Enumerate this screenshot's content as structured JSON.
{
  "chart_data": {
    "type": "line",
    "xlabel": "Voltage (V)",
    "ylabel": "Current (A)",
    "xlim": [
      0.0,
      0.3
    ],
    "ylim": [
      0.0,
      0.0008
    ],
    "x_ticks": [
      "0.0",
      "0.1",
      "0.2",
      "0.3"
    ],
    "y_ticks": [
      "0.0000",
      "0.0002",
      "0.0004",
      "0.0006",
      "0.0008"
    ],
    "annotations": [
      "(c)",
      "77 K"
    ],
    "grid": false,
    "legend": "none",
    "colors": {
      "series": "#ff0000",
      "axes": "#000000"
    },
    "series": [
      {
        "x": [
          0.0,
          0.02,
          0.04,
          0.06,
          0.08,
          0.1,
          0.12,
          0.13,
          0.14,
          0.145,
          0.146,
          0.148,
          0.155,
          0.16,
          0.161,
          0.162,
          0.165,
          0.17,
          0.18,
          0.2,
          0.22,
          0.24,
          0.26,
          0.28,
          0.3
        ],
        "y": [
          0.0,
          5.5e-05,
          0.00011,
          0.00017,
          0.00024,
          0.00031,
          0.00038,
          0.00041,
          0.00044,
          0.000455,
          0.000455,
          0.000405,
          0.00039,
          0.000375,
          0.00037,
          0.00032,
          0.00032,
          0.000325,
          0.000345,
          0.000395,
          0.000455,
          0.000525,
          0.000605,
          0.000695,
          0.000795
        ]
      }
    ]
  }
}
§ §
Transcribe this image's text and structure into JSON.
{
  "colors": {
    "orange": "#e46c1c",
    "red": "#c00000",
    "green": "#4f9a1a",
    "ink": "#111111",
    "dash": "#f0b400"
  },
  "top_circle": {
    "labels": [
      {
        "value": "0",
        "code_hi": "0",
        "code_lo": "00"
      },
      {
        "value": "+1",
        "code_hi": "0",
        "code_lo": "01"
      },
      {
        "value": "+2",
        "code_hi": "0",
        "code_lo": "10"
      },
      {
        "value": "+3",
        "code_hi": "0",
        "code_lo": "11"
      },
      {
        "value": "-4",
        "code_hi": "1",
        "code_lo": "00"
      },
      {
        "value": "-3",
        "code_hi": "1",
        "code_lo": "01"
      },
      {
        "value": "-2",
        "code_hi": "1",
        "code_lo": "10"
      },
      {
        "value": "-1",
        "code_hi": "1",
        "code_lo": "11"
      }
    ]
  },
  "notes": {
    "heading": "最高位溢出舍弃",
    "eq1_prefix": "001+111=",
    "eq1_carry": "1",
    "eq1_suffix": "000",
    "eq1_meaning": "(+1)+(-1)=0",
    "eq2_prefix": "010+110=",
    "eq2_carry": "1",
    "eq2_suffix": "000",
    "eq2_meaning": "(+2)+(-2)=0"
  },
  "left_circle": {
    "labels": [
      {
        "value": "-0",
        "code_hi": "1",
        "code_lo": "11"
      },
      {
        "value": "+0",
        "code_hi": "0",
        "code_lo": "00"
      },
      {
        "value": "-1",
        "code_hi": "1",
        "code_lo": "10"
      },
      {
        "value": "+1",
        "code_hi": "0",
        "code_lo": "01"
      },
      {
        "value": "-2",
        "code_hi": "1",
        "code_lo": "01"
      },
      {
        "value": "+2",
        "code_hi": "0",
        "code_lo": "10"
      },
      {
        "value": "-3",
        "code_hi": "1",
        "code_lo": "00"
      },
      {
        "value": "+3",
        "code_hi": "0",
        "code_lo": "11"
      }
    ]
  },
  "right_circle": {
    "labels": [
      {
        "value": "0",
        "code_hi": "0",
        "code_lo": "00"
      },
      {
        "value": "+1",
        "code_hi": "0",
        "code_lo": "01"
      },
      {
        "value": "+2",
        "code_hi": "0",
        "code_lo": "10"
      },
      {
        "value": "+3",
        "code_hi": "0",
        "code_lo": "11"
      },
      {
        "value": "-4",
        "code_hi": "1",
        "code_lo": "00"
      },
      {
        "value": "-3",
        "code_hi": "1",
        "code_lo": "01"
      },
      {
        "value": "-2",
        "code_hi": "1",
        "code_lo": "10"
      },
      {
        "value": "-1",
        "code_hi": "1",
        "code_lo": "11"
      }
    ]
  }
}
§ §
Using the records above, copy every line that has the word "JSON" in it.

Enumerate this screenshot's content as structured JSON.
Transcribe this image's text and structure into JSON.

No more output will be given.